RECORDED DATA —
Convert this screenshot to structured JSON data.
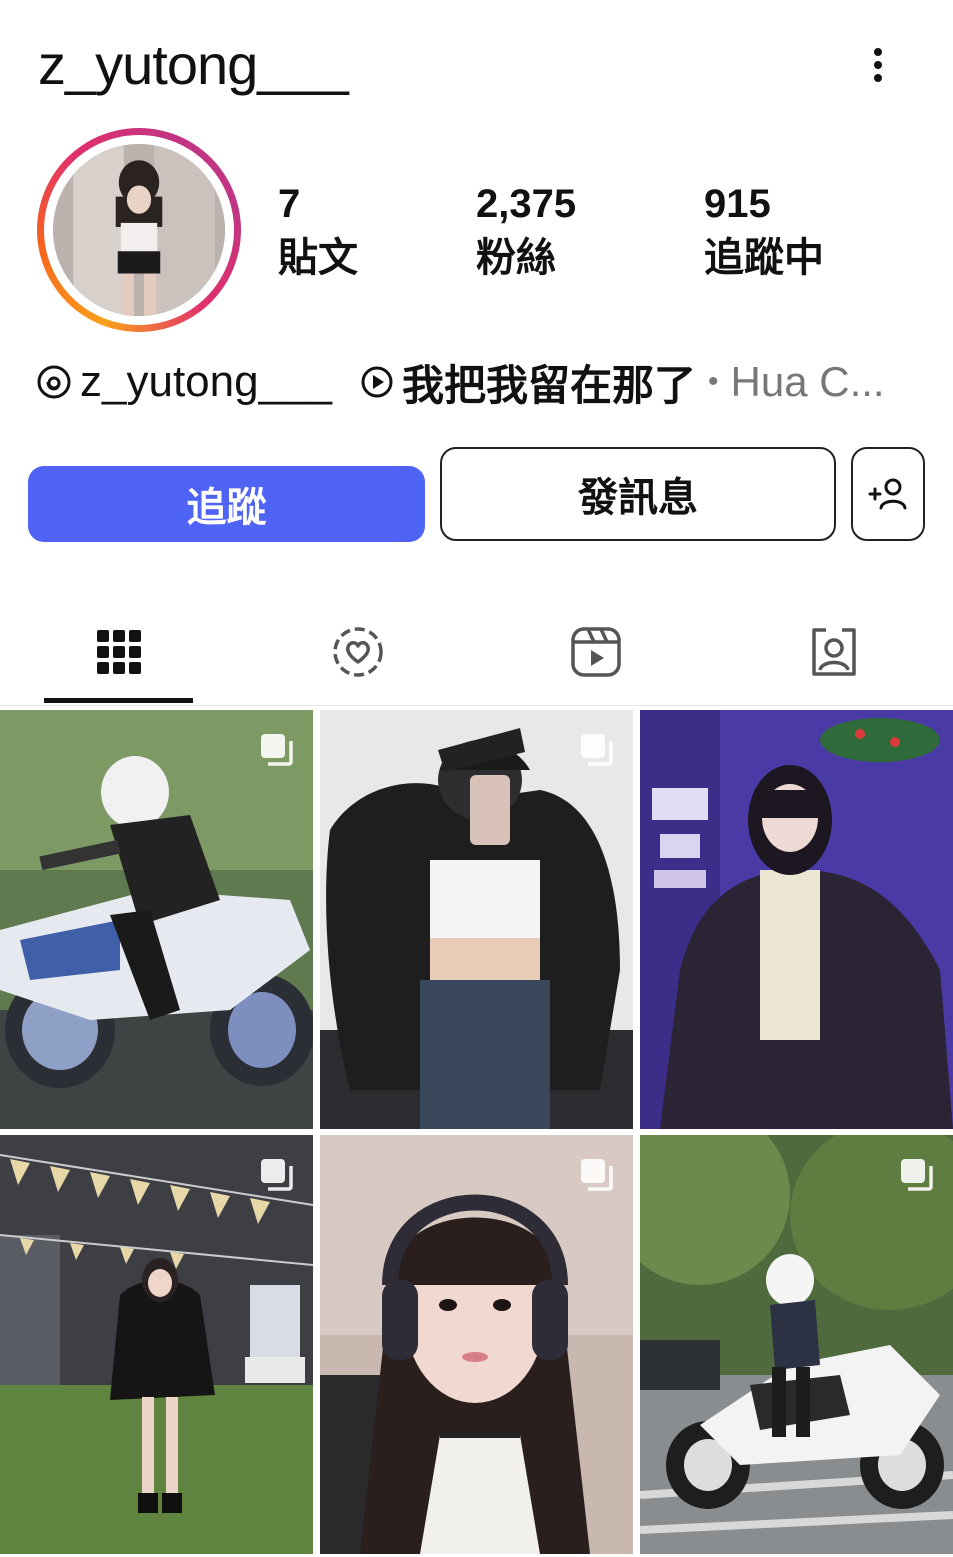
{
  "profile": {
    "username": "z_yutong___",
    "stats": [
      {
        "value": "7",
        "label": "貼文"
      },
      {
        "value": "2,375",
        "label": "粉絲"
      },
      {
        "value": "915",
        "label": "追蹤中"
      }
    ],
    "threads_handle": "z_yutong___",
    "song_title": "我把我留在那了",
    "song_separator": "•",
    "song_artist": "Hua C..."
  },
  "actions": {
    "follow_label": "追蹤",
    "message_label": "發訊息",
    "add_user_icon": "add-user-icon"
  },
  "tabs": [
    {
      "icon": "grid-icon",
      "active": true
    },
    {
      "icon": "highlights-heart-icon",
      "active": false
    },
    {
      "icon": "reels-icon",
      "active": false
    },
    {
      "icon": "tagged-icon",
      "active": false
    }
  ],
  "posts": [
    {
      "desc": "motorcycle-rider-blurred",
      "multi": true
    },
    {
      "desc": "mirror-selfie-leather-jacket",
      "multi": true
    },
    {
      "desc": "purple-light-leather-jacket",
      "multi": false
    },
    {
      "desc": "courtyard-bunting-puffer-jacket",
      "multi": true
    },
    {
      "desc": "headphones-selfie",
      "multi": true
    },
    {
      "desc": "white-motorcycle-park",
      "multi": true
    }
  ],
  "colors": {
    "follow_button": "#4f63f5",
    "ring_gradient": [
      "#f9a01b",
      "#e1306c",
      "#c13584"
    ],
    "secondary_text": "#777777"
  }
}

DIRECTIVE — Reproduce each line exactly, please, except for any pictures.

OUTPUT —
Convert this screenshot to structured JSON data.
{
  "profile": {
    "username": "z_yutong___",
    "stats": [
      {
        "value": "7",
        "label": "貼文"
      },
      {
        "value": "2,375",
        "label": "粉絲"
      },
      {
        "value": "915",
        "label": "追蹤中"
      }
    ],
    "threads_handle": "z_yutong___",
    "song_title": "我把我留在那了",
    "song_separator": "•",
    "song_artist": "Hua C..."
  },
  "actions": {
    "follow_label": "追蹤",
    "message_label": "發訊息",
    "add_user_icon": "add-user-icon"
  },
  "tabs": [
    {
      "icon": "grid-icon",
      "active": true
    },
    {
      "icon": "highlights-heart-icon",
      "active": false
    },
    {
      "icon": "reels-icon",
      "active": false
    },
    {
      "icon": "tagged-icon",
      "active": false
    }
  ],
  "posts": [
    {
      "desc": "motorcycle-rider-blurred",
      "multi": true
    },
    {
      "desc": "mirror-selfie-leather-jacket",
      "multi": true
    },
    {
      "desc": "purple-light-leather-jacket",
      "multi": false
    },
    {
      "desc": "courtyard-bunting-puffer-jacket",
      "multi": true
    },
    {
      "desc": "headphones-selfie",
      "multi": true
    },
    {
      "desc": "white-motorcycle-park",
      "multi": true
    }
  ],
  "colors": {
    "follow_button": "#4f63f5",
    "ring_gradient": [
      "#f9a01b",
      "#e1306c",
      "#c13584"
    ],
    "secondary_text": "#777777"
  }
}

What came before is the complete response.